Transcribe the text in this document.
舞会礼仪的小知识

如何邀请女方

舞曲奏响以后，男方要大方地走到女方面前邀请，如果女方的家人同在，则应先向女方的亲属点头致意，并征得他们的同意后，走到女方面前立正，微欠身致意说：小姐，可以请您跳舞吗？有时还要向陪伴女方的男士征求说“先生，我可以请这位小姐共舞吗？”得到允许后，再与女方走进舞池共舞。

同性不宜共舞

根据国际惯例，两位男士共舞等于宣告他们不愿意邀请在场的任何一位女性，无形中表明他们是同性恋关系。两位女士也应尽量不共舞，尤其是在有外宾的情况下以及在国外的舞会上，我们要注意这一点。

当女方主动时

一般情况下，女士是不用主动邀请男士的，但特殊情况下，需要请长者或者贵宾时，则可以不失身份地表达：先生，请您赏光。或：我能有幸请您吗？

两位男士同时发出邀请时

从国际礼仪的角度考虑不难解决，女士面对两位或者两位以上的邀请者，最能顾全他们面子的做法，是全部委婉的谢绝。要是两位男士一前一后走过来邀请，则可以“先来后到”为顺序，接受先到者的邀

______________________________

[Given instruction] Return the material in full, exactly as shown.

[Solution]
Transcribe the text in this document.
舞会礼仪的小知识

如何邀请女方

舞曲奏响以后，男方要大方地走到女方面前邀请，如果女方的家人同在，则应先向女方的亲属点头致意，并征得他们的同意后，走到女方面前立正，微欠身致意说：小姐，可以请您跳舞吗？有时还要向陪伴女方的男士征求说“先生，我可以请这位小姐共舞吗？”得到允许后，再与女方走进舞池共舞。

同性不宜共舞

根据国际惯例，两位男士共舞等于宣告他们不愿意邀请在场的任何一位女性，无形中表明他们是同性恋关系。两位女士也应尽量不共舞，尤其是在有外宾的情况下以及在国外的舞会上，我们要注意这一点。

当女方主动时

一般情况下，女士是不用主动邀请男士的，但特殊情况下，需要请长者或者贵宾时，则可以不失身份地表达：先生，请您赏光。或：我能有幸请您吗？

两位男士同时发出邀请时

从国际礼仪的角度考虑不难解决，女士面对两位或者两位以上的邀请者，最能顾全他们面子的做法，是全部委婉的谢绝。要是两位男士一前一后走过来邀请，则可以“先来后到”为顺序，接受先到者的邀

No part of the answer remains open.